* _What is being asked_
Every entry here needs to be repeated exactly.

* _Data rows_
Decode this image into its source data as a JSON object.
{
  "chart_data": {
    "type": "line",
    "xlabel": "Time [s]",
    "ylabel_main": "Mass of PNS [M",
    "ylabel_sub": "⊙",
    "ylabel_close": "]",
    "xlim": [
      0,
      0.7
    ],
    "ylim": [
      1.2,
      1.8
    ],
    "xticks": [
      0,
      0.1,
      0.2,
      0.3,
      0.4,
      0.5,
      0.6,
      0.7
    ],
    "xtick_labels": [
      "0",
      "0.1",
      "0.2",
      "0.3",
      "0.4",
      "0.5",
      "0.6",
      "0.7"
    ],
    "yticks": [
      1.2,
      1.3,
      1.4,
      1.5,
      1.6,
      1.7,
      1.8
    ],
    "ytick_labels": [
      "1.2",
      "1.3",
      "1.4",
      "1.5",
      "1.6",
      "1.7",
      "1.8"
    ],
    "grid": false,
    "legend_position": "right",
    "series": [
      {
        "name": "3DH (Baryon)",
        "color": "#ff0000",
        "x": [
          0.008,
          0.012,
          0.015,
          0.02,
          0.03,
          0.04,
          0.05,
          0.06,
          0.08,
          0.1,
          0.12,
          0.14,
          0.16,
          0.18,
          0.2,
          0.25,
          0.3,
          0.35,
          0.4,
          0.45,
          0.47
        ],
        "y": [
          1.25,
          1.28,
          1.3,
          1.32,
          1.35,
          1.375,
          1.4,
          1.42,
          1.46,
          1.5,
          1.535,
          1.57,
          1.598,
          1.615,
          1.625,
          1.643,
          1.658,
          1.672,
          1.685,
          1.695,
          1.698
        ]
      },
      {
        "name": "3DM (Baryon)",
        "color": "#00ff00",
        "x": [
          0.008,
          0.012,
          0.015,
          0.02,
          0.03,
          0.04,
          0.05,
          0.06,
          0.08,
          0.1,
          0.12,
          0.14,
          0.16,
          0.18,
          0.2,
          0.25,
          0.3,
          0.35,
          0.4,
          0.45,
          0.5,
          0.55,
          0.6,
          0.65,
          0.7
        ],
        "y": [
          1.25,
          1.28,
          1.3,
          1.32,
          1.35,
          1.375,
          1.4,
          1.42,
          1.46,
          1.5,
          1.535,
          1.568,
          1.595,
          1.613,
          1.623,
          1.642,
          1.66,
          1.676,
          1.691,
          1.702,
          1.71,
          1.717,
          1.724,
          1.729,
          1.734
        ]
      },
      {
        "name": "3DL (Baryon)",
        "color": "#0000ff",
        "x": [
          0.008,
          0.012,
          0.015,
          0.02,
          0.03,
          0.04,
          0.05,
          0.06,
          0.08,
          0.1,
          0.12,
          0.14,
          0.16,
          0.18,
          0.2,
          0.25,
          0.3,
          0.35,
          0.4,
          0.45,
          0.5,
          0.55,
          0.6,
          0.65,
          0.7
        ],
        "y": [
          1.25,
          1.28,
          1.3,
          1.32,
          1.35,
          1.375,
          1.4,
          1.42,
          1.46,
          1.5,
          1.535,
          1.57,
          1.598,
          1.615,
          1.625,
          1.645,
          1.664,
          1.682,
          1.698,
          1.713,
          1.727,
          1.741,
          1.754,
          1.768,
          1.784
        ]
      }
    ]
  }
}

* _Answer to the problem_
Decode this image into its source data as a JSON object.
{
  "chart_data": {
    "type": "line",
    "xlabel": "Time [s]",
    "ylabel_main": "Mass of PNS [M",
    "ylabel_sub": "⊙",
    "ylabel_close": "]",
    "xlim": [
      0,
      0.7
    ],
    "ylim": [
      1.2,
      1.8
    ],
    "xticks": [
      0,
      0.1,
      0.2,
      0.3,
      0.4,
      0.5,
      0.6,
      0.7
    ],
    "xtick_labels": [
      "0",
      "0.1",
      "0.2",
      "0.3",
      "0.4",
      "0.5",
      "0.6",
      "0.7"
    ],
    "yticks": [
      1.2,
      1.3,
      1.4,
      1.5,
      1.6,
      1.7,
      1.8
    ],
    "ytick_labels": [
      "1.2",
      "1.3",
      "1.4",
      "1.5",
      "1.6",
      "1.7",
      "1.8"
    ],
    "grid": false,
    "legend_position": "right",
    "series": [
      {
        "name": "3DH (Baryon)",
        "color": "#ff0000",
        "x": [
          0.008,
          0.012,
          0.015,
          0.02,
          0.03,
          0.04,
          0.05,
          0.06,
          0.08,
          0.1,
          0.12,
          0.14,
          0.16,
          0.18,
          0.2,
          0.25,
          0.3,
          0.35,
          0.4,
          0.45,
          0.47
        ],
        "y": [
          1.25,
          1.28,
          1.3,
          1.32,
          1.35,
          1.375,
          1.4,
          1.42,
          1.46,
          1.5,
          1.535,
          1.57,
          1.598,
          1.615,
          1.625,
          1.643,
          1.658,
          1.672,
          1.685,
          1.695,
          1.698
        ]
      },
      {
        "name": "3DM (Baryon)",
        "color": "#00ff00",
        "x": [
          0.008,
          0.012,
          0.015,
          0.02,
          0.03,
          0.04,
          0.05,
          0.06,
          0.08,
          0.1,
          0.12,
          0.14,
          0.16,
          0.18,
          0.2,
          0.25,
          0.3,
          0.35,
          0.4,
          0.45,
          0.5,
          0.55,
          0.6,
          0.65,
          0.7
        ],
        "y": [
          1.25,
          1.28,
          1.3,
          1.32,
          1.35,
          1.375,
          1.4,
          1.42,
          1.46,
          1.5,
          1.535,
          1.568,
          1.595,
          1.613,
          1.623,
          1.642,
          1.66,
          1.676,
          1.691,
          1.702,
          1.71,
          1.717,
          1.724,
          1.729,
          1.734
        ]
      },
      {
        "name": "3DL (Baryon)",
        "color": "#0000ff",
        "x": [
          0.008,
          0.012,
          0.015,
          0.02,
          0.03,
          0.04,
          0.05,
          0.06,
          0.08,
          0.1,
          0.12,
          0.14,
          0.16,
          0.18,
          0.2,
          0.25,
          0.3,
          0.35,
          0.4,
          0.45,
          0.5,
          0.55,
          0.6,
          0.65,
          0.7
        ],
        "y": [
          1.25,
          1.28,
          1.3,
          1.32,
          1.35,
          1.375,
          1.4,
          1.42,
          1.46,
          1.5,
          1.535,
          1.57,
          1.598,
          1.615,
          1.625,
          1.645,
          1.664,
          1.682,
          1.698,
          1.713,
          1.727,
          1.741,
          1.754,
          1.768,
          1.784
        ]
      }
    ]
  }
}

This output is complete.